• [Directions for this task]:
Copy the lines holding the word "grade", all of them.

================

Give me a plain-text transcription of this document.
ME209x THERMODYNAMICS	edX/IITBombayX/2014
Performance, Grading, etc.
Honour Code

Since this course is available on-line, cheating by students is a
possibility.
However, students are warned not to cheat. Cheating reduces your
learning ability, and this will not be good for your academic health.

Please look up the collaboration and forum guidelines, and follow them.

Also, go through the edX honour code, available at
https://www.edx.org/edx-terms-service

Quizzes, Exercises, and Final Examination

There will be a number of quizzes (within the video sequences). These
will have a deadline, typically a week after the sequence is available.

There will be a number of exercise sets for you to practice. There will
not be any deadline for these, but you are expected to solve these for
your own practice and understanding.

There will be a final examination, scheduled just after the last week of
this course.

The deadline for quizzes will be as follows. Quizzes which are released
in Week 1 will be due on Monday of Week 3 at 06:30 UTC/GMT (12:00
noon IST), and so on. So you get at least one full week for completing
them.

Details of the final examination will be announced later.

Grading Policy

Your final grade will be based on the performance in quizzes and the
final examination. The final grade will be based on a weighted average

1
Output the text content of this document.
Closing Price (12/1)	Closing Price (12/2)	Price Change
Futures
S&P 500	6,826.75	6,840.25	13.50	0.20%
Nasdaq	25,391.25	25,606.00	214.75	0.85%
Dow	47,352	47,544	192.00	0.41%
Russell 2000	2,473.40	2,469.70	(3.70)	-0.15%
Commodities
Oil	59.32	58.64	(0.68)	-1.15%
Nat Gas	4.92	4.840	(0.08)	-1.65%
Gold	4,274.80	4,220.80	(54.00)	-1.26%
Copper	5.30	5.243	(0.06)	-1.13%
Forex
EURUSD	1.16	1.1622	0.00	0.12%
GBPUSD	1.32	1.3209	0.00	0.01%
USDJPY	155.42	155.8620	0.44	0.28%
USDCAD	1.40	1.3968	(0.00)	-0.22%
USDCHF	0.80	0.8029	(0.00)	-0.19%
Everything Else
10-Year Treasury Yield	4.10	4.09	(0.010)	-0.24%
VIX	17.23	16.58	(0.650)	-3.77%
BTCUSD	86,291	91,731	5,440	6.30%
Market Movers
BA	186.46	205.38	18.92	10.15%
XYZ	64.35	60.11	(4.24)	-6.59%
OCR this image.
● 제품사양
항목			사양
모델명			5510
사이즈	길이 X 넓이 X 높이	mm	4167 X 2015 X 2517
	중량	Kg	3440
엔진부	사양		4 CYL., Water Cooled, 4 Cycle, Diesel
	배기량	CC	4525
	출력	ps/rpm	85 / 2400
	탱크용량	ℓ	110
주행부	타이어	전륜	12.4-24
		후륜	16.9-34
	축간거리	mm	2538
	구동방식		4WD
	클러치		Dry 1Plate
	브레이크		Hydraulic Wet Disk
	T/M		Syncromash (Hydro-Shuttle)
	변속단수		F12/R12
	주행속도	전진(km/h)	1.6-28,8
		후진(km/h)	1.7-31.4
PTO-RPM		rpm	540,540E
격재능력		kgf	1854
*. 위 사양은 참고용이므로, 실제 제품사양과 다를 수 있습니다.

================

• [Output for this task]:
Your final grade will be based on the performance in quizzes and the
final examination. The final grade will be based on a weighted average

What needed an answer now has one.